▶ Problem to work on
Exclude all pictures, then copy each of the records exactly as written.

Records excerpted from a collection:
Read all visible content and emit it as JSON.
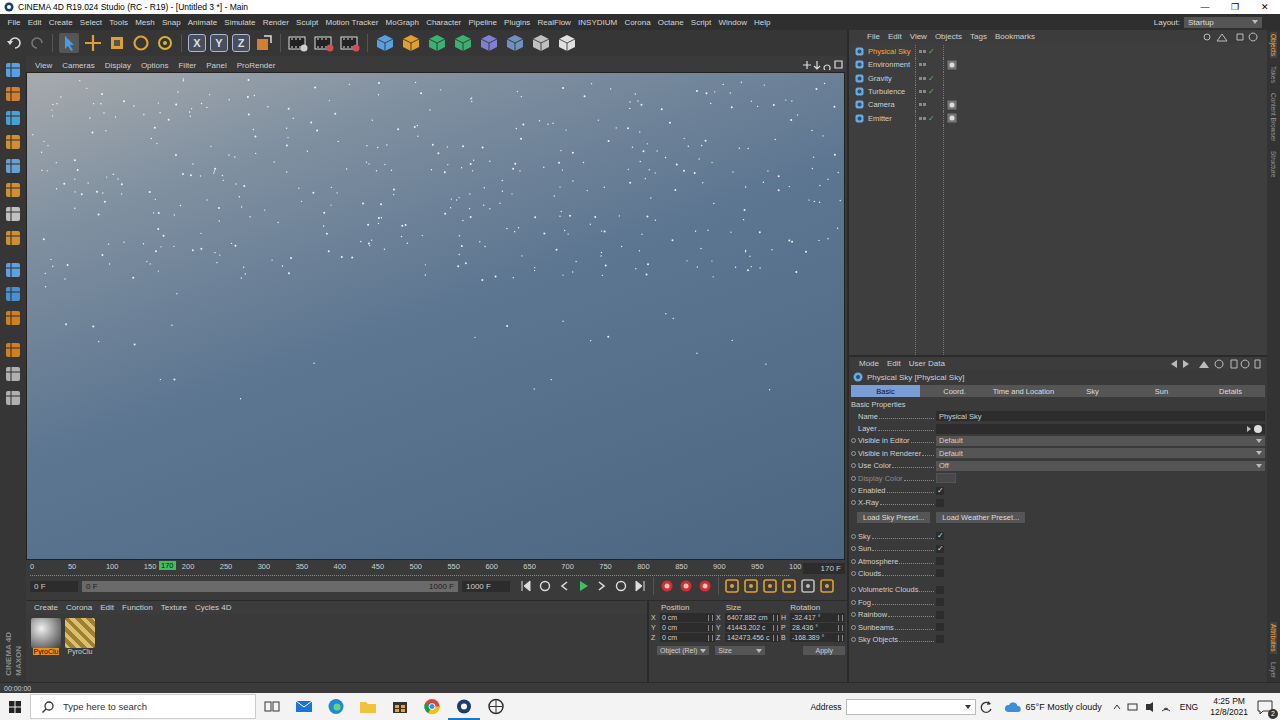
{
  "window": {
    "title": "CINEMA 4D R19.024 Studio (RC - R19) - [Untitled 3 *] - Main",
    "controls": [
      "—",
      "❐",
      "✕"
    ]
  },
  "menu": [
    "File",
    "Edit",
    "Create",
    "Select",
    "Tools",
    "Mesh",
    "Snap",
    "Animate",
    "Simulate",
    "Render",
    "Sculpt",
    "Motion Tracker",
    "MoGraph",
    "Character",
    "Pipeline",
    "Plugins",
    "RealFlow",
    "INSYDIUM",
    "Corona",
    "Octane",
    "Script",
    "Window",
    "Help"
  ],
  "layout": {
    "label": "Layout:",
    "value": "Startup"
  },
  "toolbar": {
    "axis_locks": [
      "X",
      "Y",
      "Z"
    ]
  },
  "viewport": {
    "menu": [
      "View",
      "Cameras",
      "Display",
      "Options",
      "Filter",
      "Panel",
      "ProRender"
    ]
  },
  "timeline": {
    "ticks": [
      "0",
      "50",
      "100",
      "150",
      "200",
      "250",
      "300",
      "350",
      "400",
      "450",
      "500",
      "550",
      "600",
      "650",
      "700",
      "750",
      "800",
      "850",
      "900",
      "950",
      "100"
    ],
    "current": "170",
    "level": 0.17,
    "frame_field": "170 F"
  },
  "playback": {
    "start": "0 F",
    "range_start": "0 F",
    "range_end": "1000 F",
    "end": "1000 F"
  },
  "materials": {
    "menu": [
      "Create",
      "Corona",
      "Edit",
      "Function",
      "Texture",
      "Cycles 4D"
    ],
    "items": [
      {
        "name": "PyroClu",
        "selected": true
      },
      {
        "name": "PyroClu",
        "selected": false
      }
    ]
  },
  "coords": {
    "headers": [
      "Position",
      "Size",
      "Rotation"
    ],
    "rows": [
      {
        "p_axis": "X",
        "position": "0 cm",
        "s_axis": "X",
        "size": "6407.882 cm",
        "r_axis": "H",
        "rotation": "-32.417 °"
      },
      {
        "p_axis": "Y",
        "position": "0 cm",
        "s_axis": "Y",
        "size": "41443.202 c",
        "r_axis": "P",
        "rotation": "28.436 °"
      },
      {
        "p_axis": "Z",
        "position": "0 cm",
        "s_axis": "Z",
        "size": "142473.456 c",
        "r_axis": "B",
        "rotation": "-168.389 °"
      }
    ],
    "mode": "Object (Rel)",
    "size_mode": "Size",
    "apply": "Apply"
  },
  "logo": [
    "MAXON",
    "CINEMA 4D"
  ],
  "status_bar": "00:00:00",
  "objects": {
    "menu": [
      "File",
      "Edit",
      "View",
      "Objects",
      "Tags",
      "Bookmarks"
    ],
    "check": "✓",
    "items": [
      {
        "name": "Physical Sky",
        "selected": true,
        "checked": true,
        "tag": false
      },
      {
        "name": "Environment",
        "selected": false,
        "checked": false,
        "tag": true
      },
      {
        "name": "Gravity",
        "selected": false,
        "checked": true,
        "tag": false
      },
      {
        "name": "Turbulence",
        "selected": false,
        "checked": true,
        "tag": false
      },
      {
        "name": "Camera",
        "selected": false,
        "checked": false,
        "tag": true
      },
      {
        "name": "Emitter",
        "selected": false,
        "checked": true,
        "tag": true
      }
    ]
  },
  "side_tabs_top": [
    {
      "label": "Objects",
      "selected": true
    },
    {
      "label": "Takes",
      "selected": false
    },
    {
      "label": "Content Browser",
      "selected": false
    },
    {
      "label": "Structure",
      "selected": false
    }
  ],
  "side_tabs_bottom": [
    {
      "label": "Attributes",
      "selected": true
    },
    {
      "label": "Layer",
      "selected": false
    }
  ],
  "attributes": {
    "menu": [
      "Mode",
      "Edit",
      "User Data"
    ],
    "title": "Physical Sky [Physical Sky]",
    "check": "✓",
    "tabs": [
      {
        "label": "Basic",
        "selected": true
      },
      {
        "label": "Coord.",
        "selected": false
      },
      {
        "label": "Time and Location",
        "selected": false
      },
      {
        "label": "Sky",
        "selected": false
      },
      {
        "label": "Sun",
        "selected": false
      },
      {
        "label": "Details",
        "selected": false
      }
    ],
    "section": "Basic Properties",
    "fields": [
      {
        "label": "Name",
        "kind": "text",
        "value": "Physical Sky",
        "disabled": false,
        "animatable": false
      },
      {
        "label": "Layer",
        "kind": "layer",
        "value": "",
        "disabled": false,
        "animatable": false
      },
      {
        "label": "Visible in Editor",
        "kind": "select",
        "value": "Default",
        "disabled": false,
        "animatable": true
      },
      {
        "label": "Visible in Renderer",
        "kind": "select",
        "value": "Default",
        "disabled": false,
        "animatable": true
      },
      {
        "label": "Use Color",
        "kind": "select",
        "value": "Off",
        "disabled": false,
        "animatable": true
      },
      {
        "label": "Display Color",
        "kind": "color",
        "value": "",
        "disabled": true,
        "animatable": true
      },
      {
        "label": "Enabled",
        "kind": "check",
        "value": "",
        "checked": true,
        "disabled": false,
        "animatable": true
      },
      {
        "label": "X-Ray",
        "kind": "check",
        "value": "",
        "checked": false,
        "disabled": false,
        "animatable": true
      }
    ],
    "buttons": [
      "Load Sky Preset...",
      "Load Weather Preset..."
    ],
    "groups": [
      [
        {
          "label": "Sky",
          "checked": true
        },
        {
          "label": "Sun",
          "checked": true
        },
        {
          "label": "Atmosphere",
          "checked": false
        },
        {
          "label": "Clouds",
          "checked": false
        }
      ],
      [
        {
          "label": "Volumetric Clouds",
          "checked": false
        },
        {
          "label": "Fog",
          "checked": false
        },
        {
          "label": "Rainbow",
          "checked": false
        },
        {
          "label": "Sunbeams",
          "checked": false
        },
        {
          "label": "Sky Objects",
          "checked": false
        }
      ]
    ]
  },
  "taskbar": {
    "search": "Type here to search",
    "address": "Address",
    "weather": "65°F Mostly cloudy",
    "lang": "ENG",
    "time": "4:25 PM",
    "date": "12/8/2021",
    "notifications": "2"
  }
}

▶ Exercise answer
Read all visible content and emit it as JSON.
{
  "window": {
    "title": "CINEMA 4D R19.024 Studio (RC - R19) - [Untitled 3 *] - Main",
    "controls": [
      "—",
      "❐",
      "✕"
    ]
  },
  "menu": [
    "File",
    "Edit",
    "Create",
    "Select",
    "Tools",
    "Mesh",
    "Snap",
    "Animate",
    "Simulate",
    "Render",
    "Sculpt",
    "Motion Tracker",
    "MoGraph",
    "Character",
    "Pipeline",
    "Plugins",
    "RealFlow",
    "INSYDIUM",
    "Corona",
    "Octane",
    "Script",
    "Window",
    "Help"
  ],
  "layout": {
    "label": "Layout:",
    "value": "Startup"
  },
  "toolbar": {
    "axis_locks": [
      "X",
      "Y",
      "Z"
    ]
  },
  "viewport": {
    "menu": [
      "View",
      "Cameras",
      "Display",
      "Options",
      "Filter",
      "Panel",
      "ProRender"
    ]
  },
  "timeline": {
    "ticks": [
      "0",
      "50",
      "100",
      "150",
      "200",
      "250",
      "300",
      "350",
      "400",
      "450",
      "500",
      "550",
      "600",
      "650",
      "700",
      "750",
      "800",
      "850",
      "900",
      "950",
      "100"
    ],
    "current": "170",
    "level": 0.17,
    "frame_field": "170 F"
  },
  "playback": {
    "start": "0 F",
    "range_start": "0 F",
    "range_end": "1000 F",
    "end": "1000 F"
  },
  "materials": {
    "menu": [
      "Create",
      "Corona",
      "Edit",
      "Function",
      "Texture",
      "Cycles 4D"
    ],
    "items": [
      {
        "name": "PyroClu",
        "selected": true
      },
      {
        "name": "PyroClu",
        "selected": false
      }
    ]
  },
  "coords": {
    "headers": [
      "Position",
      "Size",
      "Rotation"
    ],
    "rows": [
      {
        "p_axis": "X",
        "position": "0 cm",
        "s_axis": "X",
        "size": "6407.882 cm",
        "r_axis": "H",
        "rotation": "-32.417 °"
      },
      {
        "p_axis": "Y",
        "position": "0 cm",
        "s_axis": "Y",
        "size": "41443.202 c",
        "r_axis": "P",
        "rotation": "28.436 °"
      },
      {
        "p_axis": "Z",
        "position": "0 cm",
        "s_axis": "Z",
        "size": "142473.456 c",
        "r_axis": "B",
        "rotation": "-168.389 °"
      }
    ],
    "mode": "Object (Rel)",
    "size_mode": "Size",
    "apply": "Apply"
  },
  "logo": [
    "MAXON",
    "CINEMA 4D"
  ],
  "status_bar": "00:00:00",
  "objects": {
    "menu": [
      "File",
      "Edit",
      "View",
      "Objects",
      "Tags",
      "Bookmarks"
    ],
    "check": "✓",
    "items": [
      {
        "name": "Physical Sky",
        "selected": true,
        "checked": true,
        "tag": false
      },
      {
        "name": "Environment",
        "selected": false,
        "checked": false,
        "tag": true
      },
      {
        "name": "Gravity",
        "selected": false,
        "checked": true,
        "tag": false
      },
      {
        "name": "Turbulence",
        "selected": false,
        "checked": true,
        "tag": false
      },
      {
        "name": "Camera",
        "selected": false,
        "checked": false,
        "tag": true
      },
      {
        "name": "Emitter",
        "selected": false,
        "checked": true,
        "tag": true
      }
    ]
  },
  "side_tabs_top": [
    {
      "label": "Objects",
      "selected": true
    },
    {
      "label": "Takes",
      "selected": false
    },
    {
      "label": "Content Browser",
      "selected": false
    },
    {
      "label": "Structure",
      "selected": false
    }
  ],
  "side_tabs_bottom": [
    {
      "label": "Attributes",
      "selected": true
    },
    {
      "label": "Layer",
      "selected": false
    }
  ],
  "attributes": {
    "menu": [
      "Mode",
      "Edit",
      "User Data"
    ],
    "title": "Physical Sky [Physical Sky]",
    "check": "✓",
    "tabs": [
      {
        "label": "Basic",
        "selected": true
      },
      {
        "label": "Coord.",
        "selected": false
      },
      {
        "label": "Time and Location",
        "selected": false
      },
      {
        "label": "Sky",
        "selected": false
      },
      {
        "label": "Sun",
        "selected": false
      },
      {
        "label": "Details",
        "selected": false
      }
    ],
    "section": "Basic Properties",
    "fields": [
      {
        "label": "Name",
        "kind": "text",
        "value": "Physical Sky",
        "disabled": false,
        "animatable": false
      },
      {
        "label": "Layer",
        "kind": "layer",
        "value": "",
        "disabled": false,
        "animatable": false
      },
      {
        "label": "Visible in Editor",
        "kind": "select",
        "value": "Default",
        "disabled": false,
        "animatable": true
      },
      {
        "label": "Visible in Renderer",
        "kind": "select",
        "value": "Default",
        "disabled": false,
        "animatable": true
      },
      {
        "label": "Use Color",
        "kind": "select",
        "value": "Off",
        "disabled": false,
        "animatable": true
      },
      {
        "label": "Display Color",
        "kind": "color",
        "value": "",
        "disabled": true,
        "animatable": true
      },
      {
        "label": "Enabled",
        "kind": "check",
        "value": "",
        "checked": true,
        "disabled": false,
        "animatable": true
      },
      {
        "label": "X-Ray",
        "kind": "check",
        "value": "",
        "checked": false,
        "disabled": false,
        "animatable": true
      }
    ],
    "buttons": [
      "Load Sky Preset...",
      "Load Weather Preset..."
    ],
    "groups": [
      [
        {
          "label": "Sky",
          "checked": true
        },
        {
          "label": "Sun",
          "checked": true
        },
        {
          "label": "Atmosphere",
          "checked": false
        },
        {
          "label": "Clouds",
          "checked": false
        }
      ],
      [
        {
          "label": "Volumetric Clouds",
          "checked": false
        },
        {
          "label": "Fog",
          "checked": false
        },
        {
          "label": "Rainbow",
          "checked": false
        },
        {
          "label": "Sunbeams",
          "checked": false
        },
        {
          "label": "Sky Objects",
          "checked": false
        }
      ]
    ]
  },
  "taskbar": {
    "search": "Type here to search",
    "address": "Address",
    "weather": "65°F Mostly cloudy",
    "lang": "ENG",
    "time": "4:25 PM",
    "date": "12/8/2021",
    "notifications": "2"
  }
}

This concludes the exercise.